* [Testo mostrato]
Chi mi conosce bene sa che, circa 62 anni fa, sono nata a Cagliari.
Ci sono vissuta per diversi anni finché il richiamo del continente, per i miei genitori, si è fatto troppo forte.
In seguito ho girato città e paesi legandomi a tradizioni e storie che ho provato a fare mie. Il papà calabrese di Villa San Giovanni, la mamma abruzzese di Pescara, la nonna materna jesina, la tata di Controguerra, i parenti di papà in Toscana, in Puglia, in Friuli, quelli di mamma in Abruzzo, a Roma, in Giappone.
La mia vita giovanile ‘in Ancona’, il matrimonio con il mio amore contadino osimano, Carlo.
Quindi marchigiana d’adozione e, soprattutto, perché i miei adorati figli, Michele e Teresa sono nati ad Ancona.
Ma, lo confesso, non sono mai appartenuta a luogo alcuno.
Sono tornata a Cagliari, da allora, 4 volte. 5 se conto il viaggio di due giorni fa.
Poche, è vero, ma molto intense.
Ogni volta che sento il corretto italiano sardo mi commuovo. Radici profonde di ricordi inconsci. Da che età si comincia a ricordare? Oppure ricordiamo quello che i nostri cari ci raccontano attraverso foto ben conservate e parole che diventano passato?

* [Informazioni registrate]
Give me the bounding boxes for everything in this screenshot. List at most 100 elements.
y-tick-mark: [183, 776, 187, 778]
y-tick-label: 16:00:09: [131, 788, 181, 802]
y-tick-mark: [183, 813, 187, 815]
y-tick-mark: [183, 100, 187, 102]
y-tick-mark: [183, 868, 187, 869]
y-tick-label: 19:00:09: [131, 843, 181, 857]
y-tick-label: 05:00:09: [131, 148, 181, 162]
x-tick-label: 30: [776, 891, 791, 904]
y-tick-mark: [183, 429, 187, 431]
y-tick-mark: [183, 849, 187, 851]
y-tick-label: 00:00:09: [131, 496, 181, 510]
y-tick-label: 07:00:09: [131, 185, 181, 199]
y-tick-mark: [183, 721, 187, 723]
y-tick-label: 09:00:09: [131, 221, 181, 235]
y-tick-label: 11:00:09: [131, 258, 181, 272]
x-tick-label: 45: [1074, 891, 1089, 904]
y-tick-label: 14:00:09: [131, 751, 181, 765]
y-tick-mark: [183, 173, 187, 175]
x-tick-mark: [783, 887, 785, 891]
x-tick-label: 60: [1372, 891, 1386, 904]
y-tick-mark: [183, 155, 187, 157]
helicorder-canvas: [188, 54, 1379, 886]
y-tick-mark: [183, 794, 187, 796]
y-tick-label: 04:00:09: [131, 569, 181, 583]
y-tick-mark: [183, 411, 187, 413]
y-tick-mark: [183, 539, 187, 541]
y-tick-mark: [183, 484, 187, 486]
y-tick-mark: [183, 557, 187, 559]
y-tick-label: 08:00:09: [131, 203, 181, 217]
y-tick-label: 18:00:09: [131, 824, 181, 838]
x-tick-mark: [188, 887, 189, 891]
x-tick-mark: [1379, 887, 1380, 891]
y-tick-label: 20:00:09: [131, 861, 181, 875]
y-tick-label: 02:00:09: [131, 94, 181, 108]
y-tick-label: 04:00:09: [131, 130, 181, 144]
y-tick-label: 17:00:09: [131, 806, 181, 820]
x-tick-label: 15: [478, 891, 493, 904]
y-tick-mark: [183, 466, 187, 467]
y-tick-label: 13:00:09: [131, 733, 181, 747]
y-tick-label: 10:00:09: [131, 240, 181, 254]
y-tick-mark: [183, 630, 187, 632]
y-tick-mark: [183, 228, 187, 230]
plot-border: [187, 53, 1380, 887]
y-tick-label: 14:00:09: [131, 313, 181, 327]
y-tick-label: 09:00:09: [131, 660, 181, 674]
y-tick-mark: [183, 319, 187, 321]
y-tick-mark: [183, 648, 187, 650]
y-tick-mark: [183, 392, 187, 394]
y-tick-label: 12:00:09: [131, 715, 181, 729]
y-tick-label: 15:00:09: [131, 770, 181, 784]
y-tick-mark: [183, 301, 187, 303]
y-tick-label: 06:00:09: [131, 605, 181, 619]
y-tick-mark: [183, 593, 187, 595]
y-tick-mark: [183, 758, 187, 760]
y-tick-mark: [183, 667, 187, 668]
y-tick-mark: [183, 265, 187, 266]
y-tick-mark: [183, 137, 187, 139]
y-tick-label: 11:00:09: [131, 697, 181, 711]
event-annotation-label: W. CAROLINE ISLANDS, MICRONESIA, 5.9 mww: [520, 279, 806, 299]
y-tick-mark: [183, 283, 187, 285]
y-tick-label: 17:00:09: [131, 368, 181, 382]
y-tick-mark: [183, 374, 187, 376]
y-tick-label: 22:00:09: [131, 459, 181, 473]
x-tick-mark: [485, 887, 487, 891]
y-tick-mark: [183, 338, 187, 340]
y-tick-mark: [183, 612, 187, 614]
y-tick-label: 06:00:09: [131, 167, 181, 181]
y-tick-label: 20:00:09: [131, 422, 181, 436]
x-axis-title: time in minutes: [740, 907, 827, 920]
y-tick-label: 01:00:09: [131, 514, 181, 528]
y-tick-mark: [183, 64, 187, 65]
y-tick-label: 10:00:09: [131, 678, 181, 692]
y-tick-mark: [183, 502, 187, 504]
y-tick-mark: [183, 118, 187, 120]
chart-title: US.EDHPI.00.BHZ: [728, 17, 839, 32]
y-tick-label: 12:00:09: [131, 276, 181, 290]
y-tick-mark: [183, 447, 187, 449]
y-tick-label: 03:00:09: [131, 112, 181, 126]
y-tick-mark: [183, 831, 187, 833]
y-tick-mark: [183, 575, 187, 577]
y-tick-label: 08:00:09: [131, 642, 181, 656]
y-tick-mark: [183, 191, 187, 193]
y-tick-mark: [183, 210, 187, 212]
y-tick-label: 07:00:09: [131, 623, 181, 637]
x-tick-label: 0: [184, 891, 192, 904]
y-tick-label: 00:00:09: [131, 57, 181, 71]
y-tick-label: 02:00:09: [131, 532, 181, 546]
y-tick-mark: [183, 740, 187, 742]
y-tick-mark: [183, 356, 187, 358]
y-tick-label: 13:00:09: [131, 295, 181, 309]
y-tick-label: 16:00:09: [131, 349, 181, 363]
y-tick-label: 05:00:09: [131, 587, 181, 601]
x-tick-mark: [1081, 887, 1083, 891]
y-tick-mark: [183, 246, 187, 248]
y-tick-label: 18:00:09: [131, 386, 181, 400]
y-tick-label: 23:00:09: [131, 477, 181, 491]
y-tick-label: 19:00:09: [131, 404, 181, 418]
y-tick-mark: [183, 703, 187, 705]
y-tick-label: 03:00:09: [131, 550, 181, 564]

* [Cosa si chiede]
#1 Dal testo sulle origini cagliaritane, estrai senza modifiche la parte che si apre con le parole contenenti "In seguito ho" e si chiude con "nati ad Ancona.".
#2 Rispondi alle domande seguenti in base al testo sulle origini cagliaritane.
(a) In quale città sono nati Michele e Teresa?
(b) Di quale località calabrese è il papà?
(c) Quante volte in tutto è avvenuto il ritorno a Cagliari, contando il viaggio di due giorni fa?

* [Risultati in ordine]
#1
In seguito ho girato città e paesi legandomi a tradizioni e storie che ho provato a fare mie. Il papà calabrese di Villa San Giovanni, la mamma abruzzese di Pescara, la nonna materna jesina, la tata di Controguerra, i parenti di papà in Toscana, in Puglia, in Friuli, quelli di mamma in Abruzzo, a Roma, in Giappone.
La mia vita giovanile ‘in Ancona’, il matrimonio con il mio amore contadino osimano, Carlo.
Quindi marchigiana d’adozione e, soprattutto, perché i miei adorati figli, Michele e Teresa sono nati ad Ancona.

#2
(a) Ad Ancona.
(b) Di Villa San Giovanni.
(c) 5 volte.